AVAILABLE RECORDS start
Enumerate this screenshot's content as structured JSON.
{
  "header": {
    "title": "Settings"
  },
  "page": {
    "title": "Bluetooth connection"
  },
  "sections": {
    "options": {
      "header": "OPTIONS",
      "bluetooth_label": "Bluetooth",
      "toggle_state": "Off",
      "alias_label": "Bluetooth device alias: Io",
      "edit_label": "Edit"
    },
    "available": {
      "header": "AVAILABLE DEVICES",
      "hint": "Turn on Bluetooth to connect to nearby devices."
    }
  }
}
AVAILABLE RECORDS end
• _AIM_: Within the data above, pick out all lines holding the word "header".

• _SOLVED PROBLEM_:
  "header": {
      "header": "OPTIONS",
      "header": "AVAILABLE DEVICES",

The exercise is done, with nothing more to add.